THE EXERCISE = In the listing below, locate the lines that hold the string "held". Copy those lines.

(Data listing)
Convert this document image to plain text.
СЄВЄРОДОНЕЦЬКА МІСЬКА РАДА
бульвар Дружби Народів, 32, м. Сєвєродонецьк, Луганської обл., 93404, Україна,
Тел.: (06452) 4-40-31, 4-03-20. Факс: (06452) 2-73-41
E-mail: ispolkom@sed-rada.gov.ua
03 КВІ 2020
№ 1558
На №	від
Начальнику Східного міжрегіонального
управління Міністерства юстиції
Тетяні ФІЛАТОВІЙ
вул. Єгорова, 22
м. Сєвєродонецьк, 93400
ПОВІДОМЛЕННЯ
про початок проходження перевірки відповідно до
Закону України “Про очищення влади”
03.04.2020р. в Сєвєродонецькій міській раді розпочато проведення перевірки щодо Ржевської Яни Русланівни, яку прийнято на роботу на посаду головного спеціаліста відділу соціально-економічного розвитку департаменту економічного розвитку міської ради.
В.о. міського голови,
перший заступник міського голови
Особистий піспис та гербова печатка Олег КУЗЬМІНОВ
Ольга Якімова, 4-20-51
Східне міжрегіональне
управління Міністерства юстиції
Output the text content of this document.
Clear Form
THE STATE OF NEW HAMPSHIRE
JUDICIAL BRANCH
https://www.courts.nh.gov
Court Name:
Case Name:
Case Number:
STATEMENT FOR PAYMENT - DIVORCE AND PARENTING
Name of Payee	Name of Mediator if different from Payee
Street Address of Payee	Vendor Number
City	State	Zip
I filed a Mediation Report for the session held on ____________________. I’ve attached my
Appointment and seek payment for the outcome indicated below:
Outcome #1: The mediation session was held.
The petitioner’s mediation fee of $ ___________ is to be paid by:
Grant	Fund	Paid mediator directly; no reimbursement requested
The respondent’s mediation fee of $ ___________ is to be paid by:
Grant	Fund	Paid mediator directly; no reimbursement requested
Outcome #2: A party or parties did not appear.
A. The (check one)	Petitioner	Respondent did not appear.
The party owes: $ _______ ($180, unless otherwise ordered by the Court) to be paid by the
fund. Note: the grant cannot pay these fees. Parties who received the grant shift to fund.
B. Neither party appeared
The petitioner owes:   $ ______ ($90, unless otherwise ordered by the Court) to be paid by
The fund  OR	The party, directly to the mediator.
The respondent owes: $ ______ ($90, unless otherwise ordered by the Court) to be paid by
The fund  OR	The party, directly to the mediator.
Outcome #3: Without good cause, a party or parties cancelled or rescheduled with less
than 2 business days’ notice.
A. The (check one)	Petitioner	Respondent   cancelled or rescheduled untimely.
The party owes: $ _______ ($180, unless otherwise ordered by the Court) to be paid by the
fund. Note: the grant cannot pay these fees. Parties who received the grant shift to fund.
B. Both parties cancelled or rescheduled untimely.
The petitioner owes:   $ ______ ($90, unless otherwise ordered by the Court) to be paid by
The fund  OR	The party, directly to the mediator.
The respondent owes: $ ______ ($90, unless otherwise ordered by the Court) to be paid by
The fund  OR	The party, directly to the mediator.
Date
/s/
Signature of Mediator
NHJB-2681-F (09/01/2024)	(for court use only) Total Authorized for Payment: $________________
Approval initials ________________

TASK SOLUTION =
I filed a Mediation Report for the session held on ____________________. I’ve attached my
Outcome #1: The mediation session was held.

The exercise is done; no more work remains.